### BRIEF
Copy each line of the data below with the word "content".

## start

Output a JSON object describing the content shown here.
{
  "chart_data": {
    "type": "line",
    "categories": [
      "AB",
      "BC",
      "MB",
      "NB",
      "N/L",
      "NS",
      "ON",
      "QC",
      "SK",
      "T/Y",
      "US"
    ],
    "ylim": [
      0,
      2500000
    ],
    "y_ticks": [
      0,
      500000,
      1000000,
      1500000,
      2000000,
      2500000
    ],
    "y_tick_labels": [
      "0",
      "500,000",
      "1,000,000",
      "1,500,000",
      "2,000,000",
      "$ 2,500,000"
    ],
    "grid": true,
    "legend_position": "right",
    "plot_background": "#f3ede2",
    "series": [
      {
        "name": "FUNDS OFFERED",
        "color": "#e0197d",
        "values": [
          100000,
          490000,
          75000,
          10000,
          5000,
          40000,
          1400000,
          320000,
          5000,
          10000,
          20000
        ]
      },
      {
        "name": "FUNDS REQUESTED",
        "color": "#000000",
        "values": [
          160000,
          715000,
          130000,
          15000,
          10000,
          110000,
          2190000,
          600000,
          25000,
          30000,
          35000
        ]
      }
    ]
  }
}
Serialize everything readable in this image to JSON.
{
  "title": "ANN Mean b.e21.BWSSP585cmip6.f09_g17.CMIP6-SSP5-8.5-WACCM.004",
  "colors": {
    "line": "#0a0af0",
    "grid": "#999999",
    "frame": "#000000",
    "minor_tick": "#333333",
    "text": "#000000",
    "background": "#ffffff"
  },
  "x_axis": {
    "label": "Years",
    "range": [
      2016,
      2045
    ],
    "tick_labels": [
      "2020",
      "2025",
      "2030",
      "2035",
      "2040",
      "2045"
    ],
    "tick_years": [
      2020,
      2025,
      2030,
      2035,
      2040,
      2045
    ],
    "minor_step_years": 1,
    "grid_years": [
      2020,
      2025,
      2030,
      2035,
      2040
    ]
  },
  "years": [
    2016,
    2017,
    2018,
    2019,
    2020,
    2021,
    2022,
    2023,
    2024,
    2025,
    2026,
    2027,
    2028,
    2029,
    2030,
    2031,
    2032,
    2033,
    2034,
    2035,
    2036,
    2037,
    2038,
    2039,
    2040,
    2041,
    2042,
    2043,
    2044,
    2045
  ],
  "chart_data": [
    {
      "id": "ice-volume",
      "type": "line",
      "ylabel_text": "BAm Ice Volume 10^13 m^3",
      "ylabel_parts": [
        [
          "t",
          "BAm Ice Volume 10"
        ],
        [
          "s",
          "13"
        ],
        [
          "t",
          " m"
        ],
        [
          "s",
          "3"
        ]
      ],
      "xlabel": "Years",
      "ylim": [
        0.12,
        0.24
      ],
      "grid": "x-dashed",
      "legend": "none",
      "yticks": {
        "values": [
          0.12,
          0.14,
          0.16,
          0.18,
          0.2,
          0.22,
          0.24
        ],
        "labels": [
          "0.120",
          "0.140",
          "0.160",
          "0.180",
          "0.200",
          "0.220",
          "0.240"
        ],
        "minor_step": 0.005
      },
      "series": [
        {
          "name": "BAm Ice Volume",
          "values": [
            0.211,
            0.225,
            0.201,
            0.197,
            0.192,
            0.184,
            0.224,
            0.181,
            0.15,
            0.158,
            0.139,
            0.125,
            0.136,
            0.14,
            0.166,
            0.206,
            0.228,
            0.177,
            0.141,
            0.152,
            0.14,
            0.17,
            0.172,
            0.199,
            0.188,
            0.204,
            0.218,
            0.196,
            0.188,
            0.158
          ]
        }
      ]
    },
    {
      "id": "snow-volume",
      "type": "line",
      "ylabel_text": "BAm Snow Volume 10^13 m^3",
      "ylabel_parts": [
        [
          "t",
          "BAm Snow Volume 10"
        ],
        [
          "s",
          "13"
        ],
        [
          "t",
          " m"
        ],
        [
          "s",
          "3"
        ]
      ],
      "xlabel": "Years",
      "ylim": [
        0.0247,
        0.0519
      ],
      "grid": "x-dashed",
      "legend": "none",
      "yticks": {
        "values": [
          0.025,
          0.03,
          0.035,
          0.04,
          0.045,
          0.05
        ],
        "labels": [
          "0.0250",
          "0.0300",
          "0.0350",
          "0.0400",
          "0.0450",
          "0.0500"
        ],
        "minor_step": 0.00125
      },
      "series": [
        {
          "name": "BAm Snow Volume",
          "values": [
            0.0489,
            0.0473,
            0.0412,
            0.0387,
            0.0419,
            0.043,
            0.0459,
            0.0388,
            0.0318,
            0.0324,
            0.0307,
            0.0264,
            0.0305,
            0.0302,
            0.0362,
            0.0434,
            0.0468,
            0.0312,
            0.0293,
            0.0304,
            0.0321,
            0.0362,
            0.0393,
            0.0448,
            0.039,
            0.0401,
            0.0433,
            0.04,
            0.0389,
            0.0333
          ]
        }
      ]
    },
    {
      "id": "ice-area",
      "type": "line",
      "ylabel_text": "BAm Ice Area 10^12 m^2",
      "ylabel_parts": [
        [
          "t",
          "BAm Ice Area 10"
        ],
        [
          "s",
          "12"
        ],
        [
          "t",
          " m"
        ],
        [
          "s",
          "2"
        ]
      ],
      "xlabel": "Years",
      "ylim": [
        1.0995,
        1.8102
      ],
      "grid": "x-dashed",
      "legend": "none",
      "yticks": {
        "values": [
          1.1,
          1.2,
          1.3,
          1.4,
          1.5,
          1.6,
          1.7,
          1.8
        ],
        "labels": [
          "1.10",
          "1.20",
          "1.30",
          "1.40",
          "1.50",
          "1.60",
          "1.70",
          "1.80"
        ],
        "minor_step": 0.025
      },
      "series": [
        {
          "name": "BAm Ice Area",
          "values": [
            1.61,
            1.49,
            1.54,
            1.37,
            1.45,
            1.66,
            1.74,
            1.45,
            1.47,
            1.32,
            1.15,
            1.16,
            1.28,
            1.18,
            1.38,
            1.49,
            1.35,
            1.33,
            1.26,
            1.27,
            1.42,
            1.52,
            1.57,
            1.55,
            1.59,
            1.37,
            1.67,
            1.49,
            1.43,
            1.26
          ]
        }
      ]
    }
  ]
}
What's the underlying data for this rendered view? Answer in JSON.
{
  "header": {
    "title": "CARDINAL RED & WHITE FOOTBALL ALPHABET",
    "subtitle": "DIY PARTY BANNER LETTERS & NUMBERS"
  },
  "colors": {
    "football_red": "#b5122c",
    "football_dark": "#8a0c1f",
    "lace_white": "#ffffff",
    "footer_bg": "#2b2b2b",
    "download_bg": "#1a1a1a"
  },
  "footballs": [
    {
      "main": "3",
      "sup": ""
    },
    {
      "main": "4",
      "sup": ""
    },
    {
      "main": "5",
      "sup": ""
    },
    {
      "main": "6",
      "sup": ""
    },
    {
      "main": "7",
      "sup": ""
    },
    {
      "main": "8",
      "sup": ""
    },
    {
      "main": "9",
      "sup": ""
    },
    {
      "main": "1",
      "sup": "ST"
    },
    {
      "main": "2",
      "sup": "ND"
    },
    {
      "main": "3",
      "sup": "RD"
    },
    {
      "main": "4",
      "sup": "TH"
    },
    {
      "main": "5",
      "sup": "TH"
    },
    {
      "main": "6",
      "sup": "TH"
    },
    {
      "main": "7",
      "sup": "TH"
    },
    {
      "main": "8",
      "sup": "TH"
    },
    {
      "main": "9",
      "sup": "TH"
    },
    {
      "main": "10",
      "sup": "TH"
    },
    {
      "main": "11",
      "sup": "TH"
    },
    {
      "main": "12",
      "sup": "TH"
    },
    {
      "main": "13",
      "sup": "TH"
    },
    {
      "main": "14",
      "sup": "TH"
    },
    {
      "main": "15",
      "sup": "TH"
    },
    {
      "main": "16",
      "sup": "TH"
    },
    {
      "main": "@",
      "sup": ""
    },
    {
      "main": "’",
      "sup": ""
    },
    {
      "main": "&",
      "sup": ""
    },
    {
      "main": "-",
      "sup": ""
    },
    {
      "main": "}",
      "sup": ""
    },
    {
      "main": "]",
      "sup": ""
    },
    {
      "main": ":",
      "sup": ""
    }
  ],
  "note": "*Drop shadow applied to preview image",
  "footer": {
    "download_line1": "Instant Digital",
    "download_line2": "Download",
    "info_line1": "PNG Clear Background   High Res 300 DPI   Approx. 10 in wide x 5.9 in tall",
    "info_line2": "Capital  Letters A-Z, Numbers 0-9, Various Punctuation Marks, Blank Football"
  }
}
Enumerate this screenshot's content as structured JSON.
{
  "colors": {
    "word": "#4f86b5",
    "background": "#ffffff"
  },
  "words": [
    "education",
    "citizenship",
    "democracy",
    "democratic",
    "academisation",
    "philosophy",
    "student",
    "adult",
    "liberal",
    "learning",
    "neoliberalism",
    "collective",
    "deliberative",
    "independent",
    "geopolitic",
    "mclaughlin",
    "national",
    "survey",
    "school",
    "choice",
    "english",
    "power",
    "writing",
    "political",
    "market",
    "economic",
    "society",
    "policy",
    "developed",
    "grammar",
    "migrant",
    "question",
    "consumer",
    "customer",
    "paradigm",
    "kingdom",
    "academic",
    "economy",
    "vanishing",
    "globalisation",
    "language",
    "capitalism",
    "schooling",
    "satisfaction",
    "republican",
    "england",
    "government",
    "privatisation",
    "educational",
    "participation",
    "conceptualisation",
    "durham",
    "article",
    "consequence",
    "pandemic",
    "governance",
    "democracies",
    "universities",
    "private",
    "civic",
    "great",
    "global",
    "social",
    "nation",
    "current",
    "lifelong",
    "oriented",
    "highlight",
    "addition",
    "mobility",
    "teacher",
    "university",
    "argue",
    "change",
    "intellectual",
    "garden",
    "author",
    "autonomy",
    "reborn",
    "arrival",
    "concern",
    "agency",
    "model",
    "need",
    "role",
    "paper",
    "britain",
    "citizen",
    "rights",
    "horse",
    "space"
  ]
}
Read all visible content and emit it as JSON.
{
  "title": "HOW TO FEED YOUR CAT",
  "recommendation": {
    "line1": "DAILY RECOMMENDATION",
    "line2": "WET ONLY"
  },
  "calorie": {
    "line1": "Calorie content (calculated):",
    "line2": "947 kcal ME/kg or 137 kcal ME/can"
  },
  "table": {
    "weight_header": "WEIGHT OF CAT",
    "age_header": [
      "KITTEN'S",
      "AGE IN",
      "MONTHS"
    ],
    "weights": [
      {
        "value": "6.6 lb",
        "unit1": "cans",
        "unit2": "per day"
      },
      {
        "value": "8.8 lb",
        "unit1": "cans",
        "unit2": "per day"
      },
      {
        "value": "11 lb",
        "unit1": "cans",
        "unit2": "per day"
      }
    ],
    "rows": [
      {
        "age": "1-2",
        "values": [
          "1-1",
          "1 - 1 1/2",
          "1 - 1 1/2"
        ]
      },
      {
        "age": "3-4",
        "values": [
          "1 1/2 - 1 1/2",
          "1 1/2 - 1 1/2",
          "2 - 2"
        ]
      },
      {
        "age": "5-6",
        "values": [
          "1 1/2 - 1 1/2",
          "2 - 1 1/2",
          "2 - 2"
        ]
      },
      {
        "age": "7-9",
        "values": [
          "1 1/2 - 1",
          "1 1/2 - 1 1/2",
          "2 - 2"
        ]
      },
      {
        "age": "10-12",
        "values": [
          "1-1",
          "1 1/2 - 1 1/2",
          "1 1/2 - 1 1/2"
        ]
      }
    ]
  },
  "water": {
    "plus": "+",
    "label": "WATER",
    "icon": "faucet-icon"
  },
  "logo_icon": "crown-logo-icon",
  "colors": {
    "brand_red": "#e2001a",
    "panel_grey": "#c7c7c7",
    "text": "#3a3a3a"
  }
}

## end

### FULL ANSWER
Output a JSON object describing the content shown here.
Enumerate this screenshot's content as structured JSON.
Read all visible content and emit it as JSON.
    "line1": "Calorie content (calculated):",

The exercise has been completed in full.